▶ **Task brief**
Repeat each record exactly as written, and drop any images.

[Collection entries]
————————
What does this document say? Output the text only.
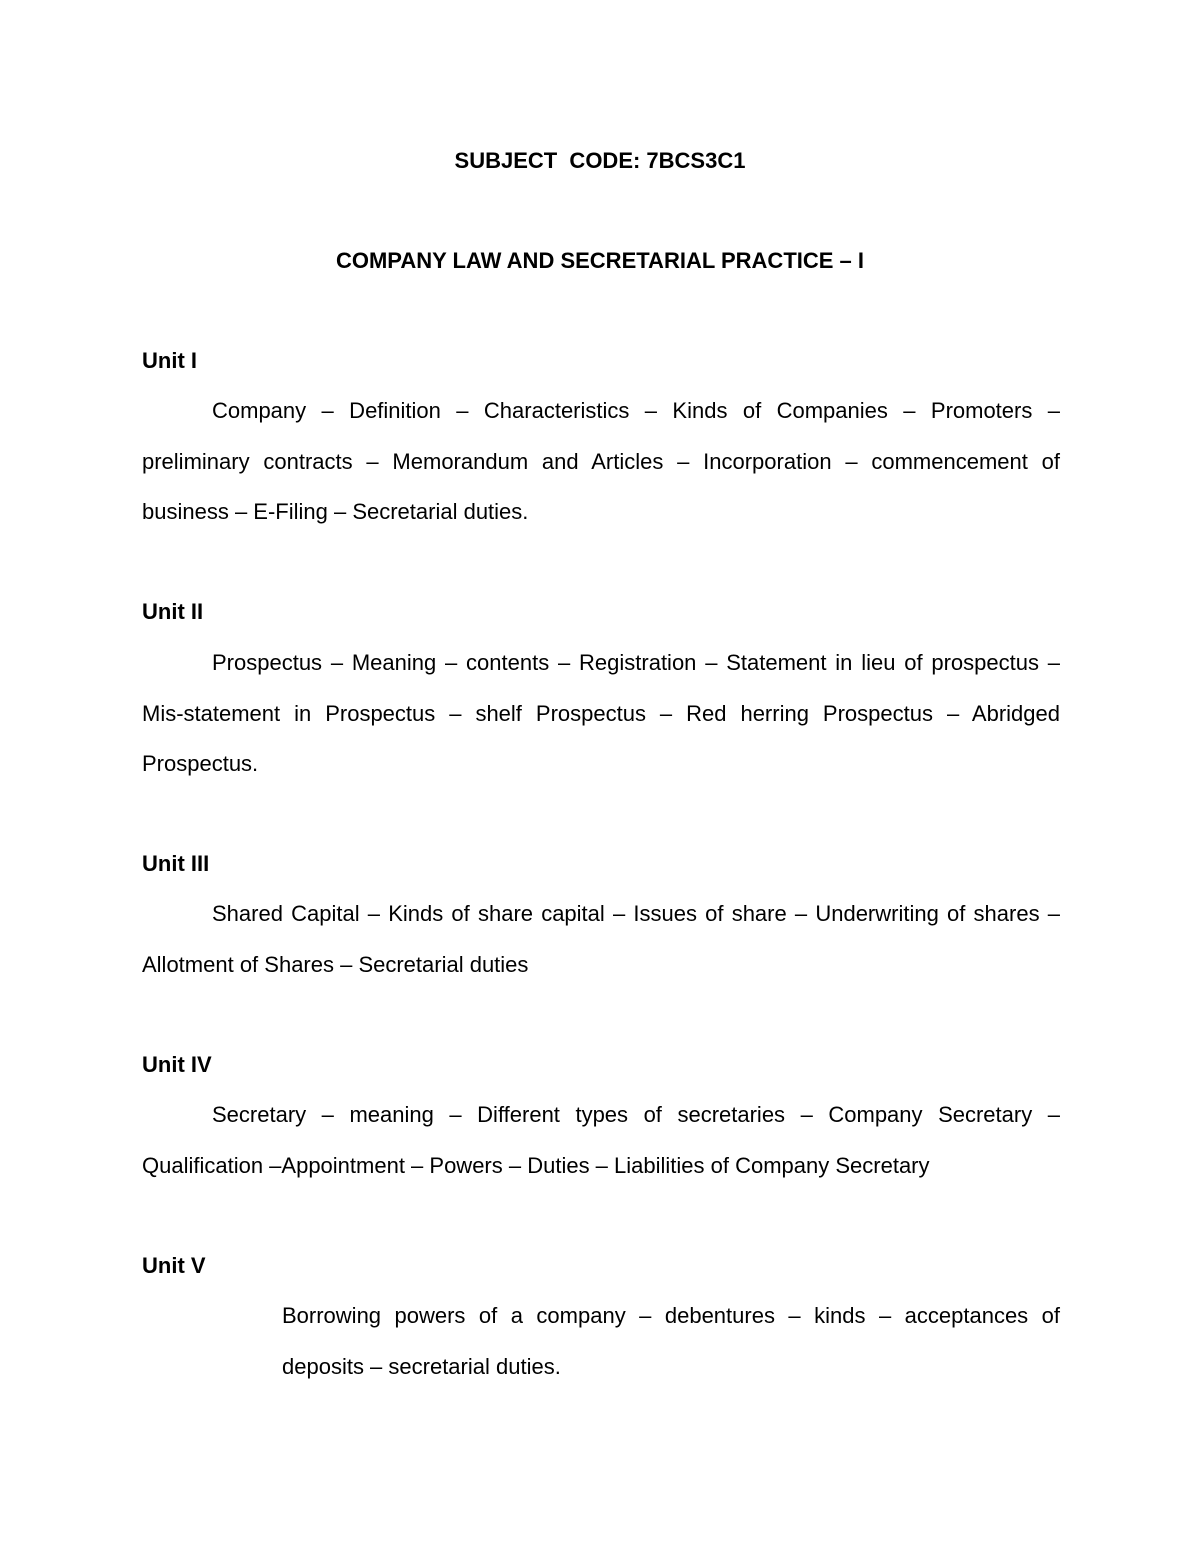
SUBJECT  CODE: 7BCS3C1
COMPANY LAW AND SECRETARIAL PRACTICE – I
Unit I

Company – Definition – Characteristics – Kinds of Companies – Promoters – preliminary contracts – Memorandum and Articles – Incorporation – commencement of business – E-Filing – Secretarial duties.

Unit II

Prospectus – Meaning – contents – Registration – Statement in lieu of prospectus – Mis-statement in Prospectus – shelf Prospectus – Red herring Prospectus – Abridged Prospectus.

Unit III

Shared Capital – Kinds of share capital – Issues of share – Underwriting of shares – Allotment of Shares – Secretarial duties

Unit IV

Secretary – meaning – Different types of secretaries – Company Secretary – Qualification –Appointment – Powers – Duties – Liabilities of Company Secretary

Unit V

Borrowing powers of a company – debentures – kinds – acceptances of deposits – secretarial duties.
————————
▶ **Answer to this task**
What does this document say? Output the text only.
SUBJECT  CODE: 7BCS3C1
COMPANY LAW AND SECRETARIAL PRACTICE – I
Unit I

Company – Definition – Characteristics – Kinds of Companies – Promoters – preliminary contracts – Memorandum and Articles – Incorporation – commencement of business – E-Filing – Secretarial duties.

Unit II

Prospectus – Meaning – contents – Registration – Statement in lieu of prospectus – Mis-statement in Prospectus – shelf Prospectus – Red herring Prospectus – Abridged Prospectus.

Unit III

Shared Capital – Kinds of share capital – Issues of share – Underwriting of shares – Allotment of Shares – Secretarial duties

Unit IV

Secretary – meaning – Different types of secretaries – Company Secretary – Qualification –Appointment – Powers – Duties – Liabilities of Company Secretary

Unit V

Borrowing powers of a company – debentures – kinds – acceptances of deposits – secretarial duties.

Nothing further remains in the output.